» **Information provided**
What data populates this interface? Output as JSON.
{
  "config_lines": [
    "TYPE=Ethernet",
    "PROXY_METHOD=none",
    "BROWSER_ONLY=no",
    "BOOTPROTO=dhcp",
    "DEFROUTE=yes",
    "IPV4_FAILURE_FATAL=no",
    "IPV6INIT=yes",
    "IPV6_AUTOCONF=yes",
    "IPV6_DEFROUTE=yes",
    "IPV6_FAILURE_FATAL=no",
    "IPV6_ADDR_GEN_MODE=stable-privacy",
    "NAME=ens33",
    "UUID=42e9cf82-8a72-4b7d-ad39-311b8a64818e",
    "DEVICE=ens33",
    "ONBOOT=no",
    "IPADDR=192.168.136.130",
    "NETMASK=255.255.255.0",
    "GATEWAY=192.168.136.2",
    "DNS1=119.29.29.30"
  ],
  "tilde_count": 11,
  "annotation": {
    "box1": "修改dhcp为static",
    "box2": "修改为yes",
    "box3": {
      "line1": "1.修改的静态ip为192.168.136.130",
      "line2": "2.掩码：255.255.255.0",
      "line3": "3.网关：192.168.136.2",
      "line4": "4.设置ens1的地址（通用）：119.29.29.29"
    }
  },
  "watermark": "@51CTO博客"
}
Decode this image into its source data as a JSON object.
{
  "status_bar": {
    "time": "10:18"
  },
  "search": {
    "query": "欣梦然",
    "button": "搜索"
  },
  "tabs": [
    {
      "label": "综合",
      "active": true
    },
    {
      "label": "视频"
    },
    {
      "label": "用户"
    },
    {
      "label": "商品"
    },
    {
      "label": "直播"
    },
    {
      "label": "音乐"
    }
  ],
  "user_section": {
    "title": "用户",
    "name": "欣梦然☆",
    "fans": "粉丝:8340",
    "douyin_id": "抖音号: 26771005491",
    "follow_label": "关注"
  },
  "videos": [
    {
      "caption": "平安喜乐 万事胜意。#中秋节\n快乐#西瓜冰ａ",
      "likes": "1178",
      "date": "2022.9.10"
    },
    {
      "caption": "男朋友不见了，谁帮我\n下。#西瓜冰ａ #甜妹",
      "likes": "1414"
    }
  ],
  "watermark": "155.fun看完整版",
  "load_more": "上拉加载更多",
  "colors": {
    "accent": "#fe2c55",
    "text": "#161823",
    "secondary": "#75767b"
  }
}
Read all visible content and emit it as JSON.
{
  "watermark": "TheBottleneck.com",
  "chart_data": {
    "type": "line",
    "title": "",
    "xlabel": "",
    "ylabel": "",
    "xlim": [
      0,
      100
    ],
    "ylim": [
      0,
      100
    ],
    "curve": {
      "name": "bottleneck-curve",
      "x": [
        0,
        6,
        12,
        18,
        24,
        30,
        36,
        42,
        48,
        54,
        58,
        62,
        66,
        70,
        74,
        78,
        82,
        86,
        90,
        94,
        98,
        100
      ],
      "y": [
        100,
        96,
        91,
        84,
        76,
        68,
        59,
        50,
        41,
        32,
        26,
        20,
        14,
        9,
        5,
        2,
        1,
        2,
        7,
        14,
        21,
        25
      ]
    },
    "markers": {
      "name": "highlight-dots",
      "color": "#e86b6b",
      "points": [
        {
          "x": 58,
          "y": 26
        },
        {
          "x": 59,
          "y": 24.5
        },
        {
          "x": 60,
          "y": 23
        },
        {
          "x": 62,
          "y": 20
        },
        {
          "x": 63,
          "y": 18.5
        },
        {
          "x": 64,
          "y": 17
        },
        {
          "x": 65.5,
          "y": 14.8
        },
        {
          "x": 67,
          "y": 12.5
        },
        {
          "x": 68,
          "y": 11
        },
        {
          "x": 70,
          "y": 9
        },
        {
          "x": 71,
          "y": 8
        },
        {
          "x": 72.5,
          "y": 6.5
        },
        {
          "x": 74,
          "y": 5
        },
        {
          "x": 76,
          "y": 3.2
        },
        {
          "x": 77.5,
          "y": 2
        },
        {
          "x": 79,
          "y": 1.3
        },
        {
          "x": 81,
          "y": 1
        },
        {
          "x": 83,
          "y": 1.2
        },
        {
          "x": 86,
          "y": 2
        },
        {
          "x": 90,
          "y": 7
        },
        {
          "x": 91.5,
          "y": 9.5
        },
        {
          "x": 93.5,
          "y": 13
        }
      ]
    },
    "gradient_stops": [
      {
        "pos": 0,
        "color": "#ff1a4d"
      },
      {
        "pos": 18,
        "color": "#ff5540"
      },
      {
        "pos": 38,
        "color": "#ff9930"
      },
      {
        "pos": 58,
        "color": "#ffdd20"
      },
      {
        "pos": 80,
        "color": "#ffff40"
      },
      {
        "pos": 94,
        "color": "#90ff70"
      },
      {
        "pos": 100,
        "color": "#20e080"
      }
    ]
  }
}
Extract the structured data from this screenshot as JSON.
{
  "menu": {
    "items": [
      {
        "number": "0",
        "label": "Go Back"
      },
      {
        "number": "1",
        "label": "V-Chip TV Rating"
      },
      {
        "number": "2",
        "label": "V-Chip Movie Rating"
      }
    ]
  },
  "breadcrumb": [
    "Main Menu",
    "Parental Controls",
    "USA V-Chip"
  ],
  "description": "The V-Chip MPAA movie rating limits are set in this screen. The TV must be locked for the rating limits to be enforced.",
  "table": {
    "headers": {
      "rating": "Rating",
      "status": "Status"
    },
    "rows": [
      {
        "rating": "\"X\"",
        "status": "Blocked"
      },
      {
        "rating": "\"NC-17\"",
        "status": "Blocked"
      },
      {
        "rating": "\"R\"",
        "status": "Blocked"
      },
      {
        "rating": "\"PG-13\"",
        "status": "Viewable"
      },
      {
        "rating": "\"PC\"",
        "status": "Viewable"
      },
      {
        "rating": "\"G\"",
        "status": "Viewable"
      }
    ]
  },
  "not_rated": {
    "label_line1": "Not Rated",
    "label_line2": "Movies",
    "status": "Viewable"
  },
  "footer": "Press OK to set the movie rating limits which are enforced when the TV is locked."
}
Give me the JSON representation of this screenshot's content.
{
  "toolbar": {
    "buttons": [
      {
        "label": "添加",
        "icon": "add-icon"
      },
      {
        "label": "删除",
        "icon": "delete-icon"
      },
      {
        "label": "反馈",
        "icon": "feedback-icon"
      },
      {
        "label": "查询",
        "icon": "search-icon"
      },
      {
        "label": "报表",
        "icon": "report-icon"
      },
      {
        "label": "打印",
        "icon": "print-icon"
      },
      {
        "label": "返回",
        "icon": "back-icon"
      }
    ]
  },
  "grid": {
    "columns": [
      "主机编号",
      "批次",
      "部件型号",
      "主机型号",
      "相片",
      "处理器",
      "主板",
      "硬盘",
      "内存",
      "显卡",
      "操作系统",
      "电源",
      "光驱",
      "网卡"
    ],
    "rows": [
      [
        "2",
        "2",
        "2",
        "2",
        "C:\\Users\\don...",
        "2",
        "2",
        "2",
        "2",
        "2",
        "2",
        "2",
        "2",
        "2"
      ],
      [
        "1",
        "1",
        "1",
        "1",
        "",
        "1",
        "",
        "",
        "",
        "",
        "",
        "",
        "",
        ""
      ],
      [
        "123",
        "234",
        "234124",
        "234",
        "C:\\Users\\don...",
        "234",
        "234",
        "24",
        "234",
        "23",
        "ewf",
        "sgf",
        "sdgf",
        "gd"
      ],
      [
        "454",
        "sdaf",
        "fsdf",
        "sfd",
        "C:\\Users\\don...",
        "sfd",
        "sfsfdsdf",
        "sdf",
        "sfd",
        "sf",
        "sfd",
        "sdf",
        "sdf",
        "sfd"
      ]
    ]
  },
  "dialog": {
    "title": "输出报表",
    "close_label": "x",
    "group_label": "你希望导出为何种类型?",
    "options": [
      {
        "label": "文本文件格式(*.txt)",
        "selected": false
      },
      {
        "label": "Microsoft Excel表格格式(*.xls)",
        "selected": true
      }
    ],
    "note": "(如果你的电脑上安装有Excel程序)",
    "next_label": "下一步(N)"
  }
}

» **Challenge**
Count how many lines of the data include the word "content". Your reply should be that number alone.

» **Answer to the task**
2